[Items listed in a dataset]
——————————

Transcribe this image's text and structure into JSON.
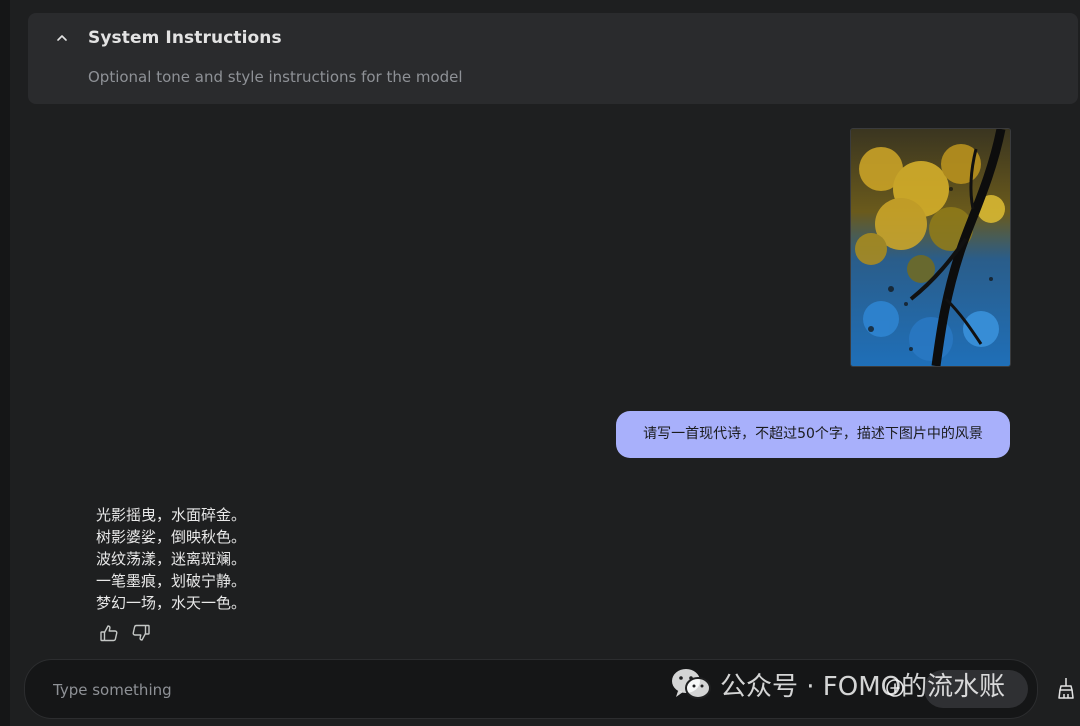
{
  "system_instructions": {
    "title": "System Instructions",
    "placeholder": "Optional tone and style instructions for the model"
  },
  "chat": {
    "user_prompt": "请写一首现代诗，不超过50个字，描述下图片中的风景",
    "model_reply_lines": [
      "光影摇曳，水面碎金。",
      "树影婆娑，倒映秋色。",
      "波纹荡漾，迷离斑斓。",
      "一笔墨痕，划破宁静。",
      "梦幻一场，水天一色。"
    ]
  },
  "composer": {
    "placeholder": "Type something"
  },
  "watermark": {
    "text": "公众号 · FOMO的流水账"
  },
  "icons": {
    "collapse": "chevron-up-icon",
    "thumbs_up": "thumbs-up-icon",
    "thumbs_down": "thumbs-down-icon",
    "add": "add-circle-icon",
    "clear": "broom-icon"
  },
  "colors": {
    "background": "#1e1f20",
    "panel": "#2a2b2d",
    "user_bubble": "#a8b0fb",
    "input_bar": "#151617"
  }
}
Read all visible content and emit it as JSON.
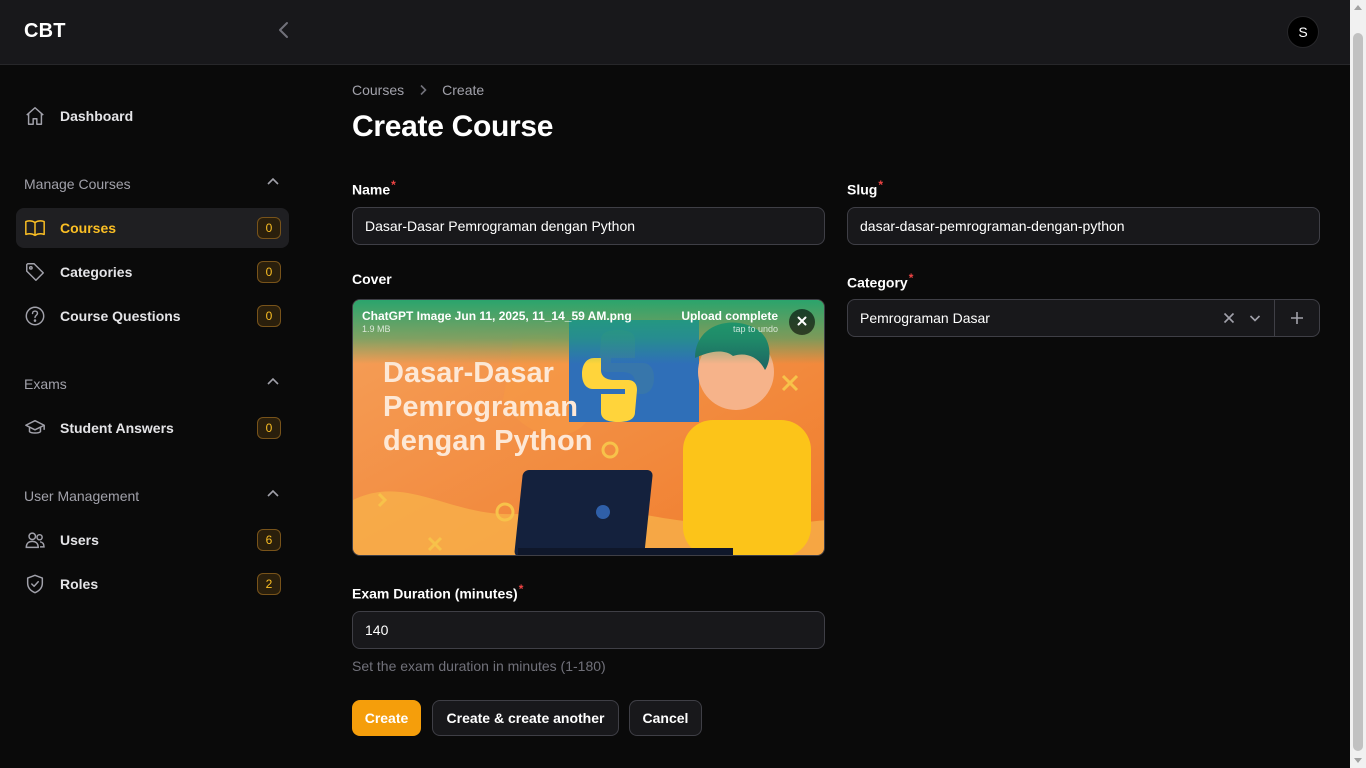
{
  "app": {
    "brand": "CBT",
    "avatar_initial": "S"
  },
  "icons": {
    "collapse": "chevron-left-icon",
    "dashboard": "home-icon",
    "courses": "book-open-icon",
    "categories": "tag-icon",
    "course_questions": "question-circle-icon",
    "student_answers": "academic-cap-icon",
    "users": "users-icon",
    "roles": "shield-check-icon"
  },
  "colors": {
    "accent": "#f59e0b",
    "active_text": "#fbbf24",
    "required": "#ef4444",
    "upload_success": "#20a56e"
  },
  "sidebar": {
    "dashboard": {
      "label": "Dashboard"
    },
    "groups": {
      "manage_courses": {
        "label": "Manage Courses",
        "items": [
          {
            "label": "Courses",
            "badge": "0",
            "active": true
          },
          {
            "label": "Categories",
            "badge": "0"
          },
          {
            "label": "Course Questions",
            "badge": "0"
          }
        ]
      },
      "exams": {
        "label": "Exams",
        "items": [
          {
            "label": "Student Answers",
            "badge": "0"
          }
        ]
      },
      "user_management": {
        "label": "User Management",
        "items": [
          {
            "label": "Users",
            "badge": "6"
          },
          {
            "label": "Roles",
            "badge": "2"
          }
        ]
      }
    }
  },
  "breadcrumb": {
    "parent": "Courses",
    "current": "Create"
  },
  "page": {
    "title": "Create Course"
  },
  "form": {
    "required_marker": "*",
    "name": {
      "label": "Name",
      "value": "Dasar-Dasar Pemrograman dengan Python"
    },
    "slug": {
      "label": "Slug",
      "value": "dasar-dasar-pemrograman-dengan-python"
    },
    "cover": {
      "label": "Cover",
      "file_name": "ChatGPT Image Jun 11, 2025, 11_14_59 AM.png",
      "file_size": "1.9 MB",
      "status": "Upload complete",
      "undo_hint": "tap to undo",
      "image_text": "Dasar-Dasar Pemrograman dengan Python"
    },
    "category": {
      "label": "Category",
      "value": "Pemrograman Dasar"
    },
    "exam_duration": {
      "label": "Exam Duration (minutes)",
      "value": "140",
      "helper": "Set the exam duration in minutes (1-180)"
    }
  },
  "actions": {
    "create": "Create",
    "create_another": "Create & create another",
    "cancel": "Cancel"
  }
}
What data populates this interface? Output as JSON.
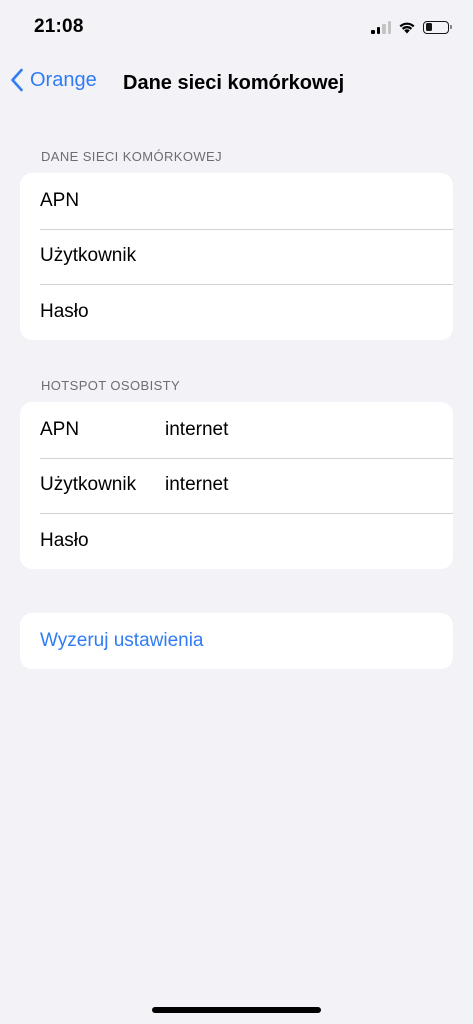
{
  "status_bar": {
    "time": "21:08",
    "icons": [
      "signal-icon",
      "wifi-icon",
      "battery-icon"
    ],
    "battery_level": 0.3
  },
  "nav": {
    "back_label": "Orange",
    "title": "Dane sieci komórkowej"
  },
  "sections": {
    "cellular": {
      "header": "DANE SIECI KOMÓRKOWEJ",
      "rows": [
        {
          "label": "APN",
          "value": ""
        },
        {
          "label": "Użytkownik",
          "value": ""
        },
        {
          "label": "Hasło",
          "value": ""
        }
      ]
    },
    "hotspot": {
      "header": "HOTSPOT OSOBISTY",
      "rows": [
        {
          "label": "APN",
          "value": "internet"
        },
        {
          "label": "Użytkownik",
          "value": "internet"
        },
        {
          "label": "Hasło",
          "value": ""
        }
      ]
    },
    "reset": {
      "label": "Wyzeruj ustawienia"
    }
  },
  "colors": {
    "accent": "#2f7cf6",
    "background": "#f2f2f7",
    "card": "#ffffff",
    "secondary_text": "#6d6d72",
    "separator": "#d1d1d6"
  }
}
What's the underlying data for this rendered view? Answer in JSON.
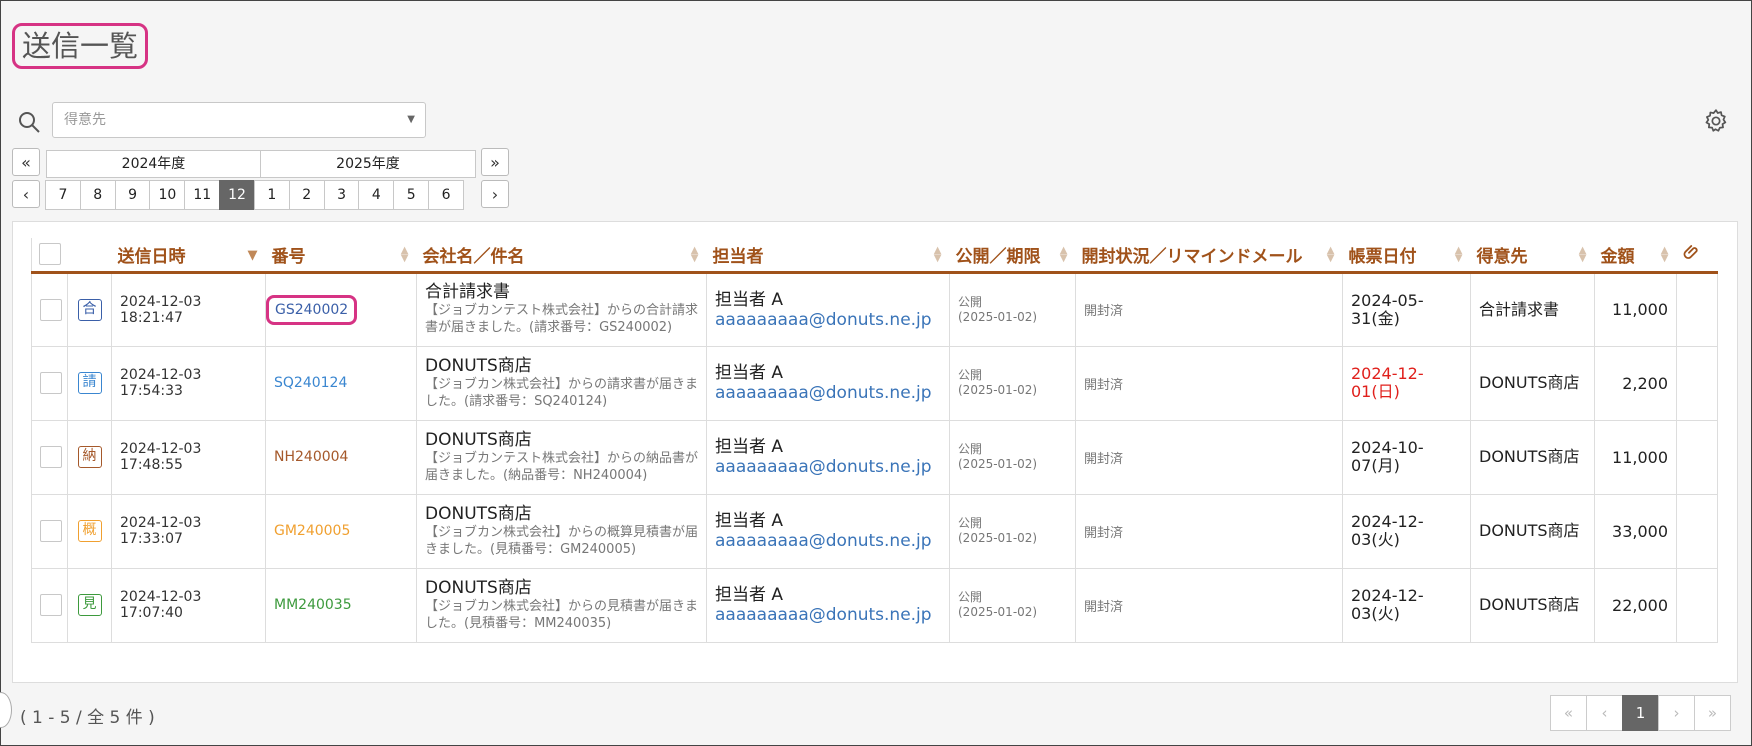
{
  "page": {
    "title": "送信一覧"
  },
  "filter": {
    "placeholder": "得意先"
  },
  "period": {
    "first_label": "«",
    "prev_label": "‹",
    "next_label": "›",
    "last_label": "»",
    "years": [
      {
        "label": "2024年度"
      },
      {
        "label": "2025年度"
      }
    ],
    "months": [
      "7",
      "8",
      "9",
      "10",
      "11",
      "12",
      "1",
      "2",
      "3",
      "4",
      "5",
      "6"
    ],
    "selected_month": "12"
  },
  "table": {
    "headers": {
      "sent_at": "送信日時",
      "number": "番号",
      "company_subject": "会社名／件名",
      "person": "担当者",
      "publish": "公開／期限",
      "open_status": "開封状況／リマインドメール",
      "doc_date": "帳票日付",
      "client": "得意先",
      "amount": "金額"
    },
    "rows": [
      {
        "type": "合",
        "type_color": "#3a5fa8",
        "sent_date": "2024-12-03",
        "sent_time": "18:21:47",
        "number": "GS240002",
        "number_color": "#3a5fa8",
        "subject": "合計請求書",
        "desc": "【ジョブカンテスト株式会社】からの合計請求書が届きました。(請求番号：GS240002)",
        "person": "担当者 A",
        "email": "aaaaaaaaa@donuts.ne.jp",
        "publish": "公開",
        "deadline": "(2025-01-02)",
        "open_status": "開封済",
        "doc_date_1": "2024-05-",
        "doc_date_2": "31(金)",
        "doc_date_red": false,
        "client": "合計請求書",
        "amount": "11,000"
      },
      {
        "type": "請",
        "type_color": "#3a86d0",
        "sent_date": "2024-12-03",
        "sent_time": "17:54:33",
        "number": "SQ240124",
        "number_color": "#3a86d0",
        "subject": "DONUTS商店",
        "desc": "【ジョブカン株式会社】からの請求書が届きました。(請求番号：SQ240124)",
        "person": "担当者 A",
        "email": "aaaaaaaaa@donuts.ne.jp",
        "publish": "公開",
        "deadline": "(2025-01-02)",
        "open_status": "開封済",
        "doc_date_1": "2024-12-",
        "doc_date_2": "01(日)",
        "doc_date_red": true,
        "client": "DONUTS商店",
        "amount": "2,200"
      },
      {
        "type": "納",
        "type_color": "#a5592b",
        "sent_date": "2024-12-03",
        "sent_time": "17:48:55",
        "number": "NH240004",
        "number_color": "#a5592b",
        "subject": "DONUTS商店",
        "desc": "【ジョブカンテスト株式会社】からの納品書が届きました。(納品番号：NH240004)",
        "person": "担当者 A",
        "email": "aaaaaaaaa@donuts.ne.jp",
        "publish": "公開",
        "deadline": "(2025-01-02)",
        "open_status": "開封済",
        "doc_date_1": "2024-10-",
        "doc_date_2": "07(月)",
        "doc_date_red": false,
        "client": "DONUTS商店",
        "amount": "11,000"
      },
      {
        "type": "概",
        "type_color": "#f0a030",
        "sent_date": "2024-12-03",
        "sent_time": "17:33:07",
        "number": "GM240005",
        "number_color": "#f0a030",
        "subject": "DONUTS商店",
        "desc": "【ジョブカン株式会社】からの概算見積書が届きました。(見積番号：GM240005)",
        "person": "担当者 A",
        "email": "aaaaaaaaa@donuts.ne.jp",
        "publish": "公開",
        "deadline": "(2025-01-02)",
        "open_status": "開封済",
        "doc_date_1": "2024-12-",
        "doc_date_2": "03(火)",
        "doc_date_red": false,
        "client": "DONUTS商店",
        "amount": "33,000"
      },
      {
        "type": "見",
        "type_color": "#3d9a3d",
        "sent_date": "2024-12-03",
        "sent_time": "17:07:40",
        "number": "MM240035",
        "number_color": "#3d9a3d",
        "subject": "DONUTS商店",
        "desc": "【ジョブカン株式会社】からの見積書が届きました。(見積番号：MM240035)",
        "person": "担当者 A",
        "email": "aaaaaaaaa@donuts.ne.jp",
        "publish": "公開",
        "deadline": "(2025-01-02)",
        "open_status": "開封済",
        "doc_date_1": "2024-12-",
        "doc_date_2": "03(火)",
        "doc_date_red": false,
        "client": "DONUTS商店",
        "amount": "22,000"
      }
    ]
  },
  "footer": {
    "count_text": "( 1 - 5 / 全 5 件 )"
  },
  "pager": {
    "first": "«",
    "prev": "‹",
    "current": "1",
    "next": "›",
    "last": "»"
  }
}
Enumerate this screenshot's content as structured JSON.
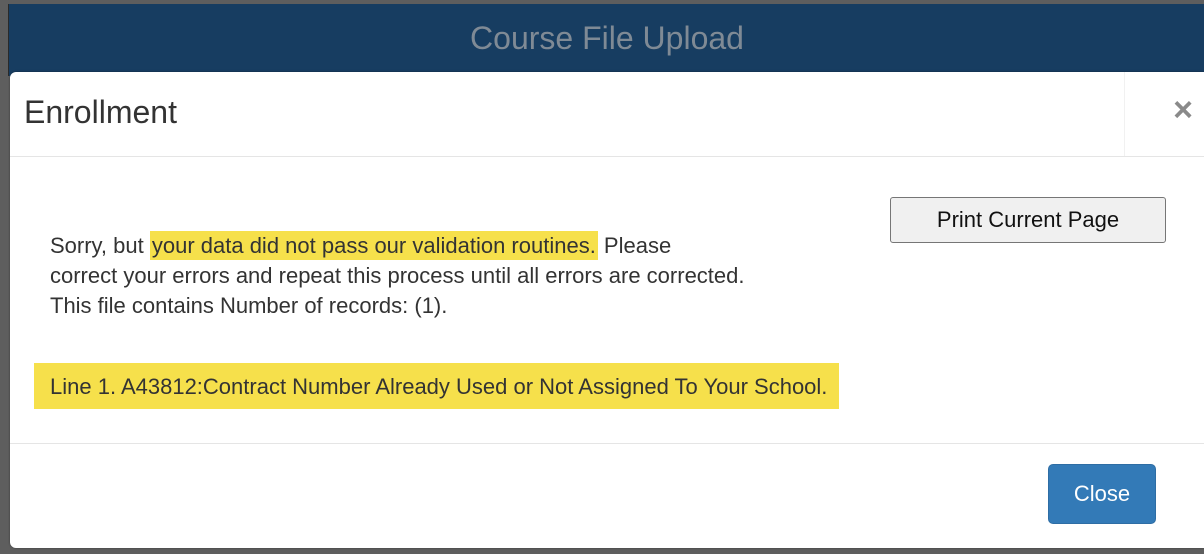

——————————

> What the task requires:
Provide only the count of lines in the data above that include the string "請求番号".

> Task output:
2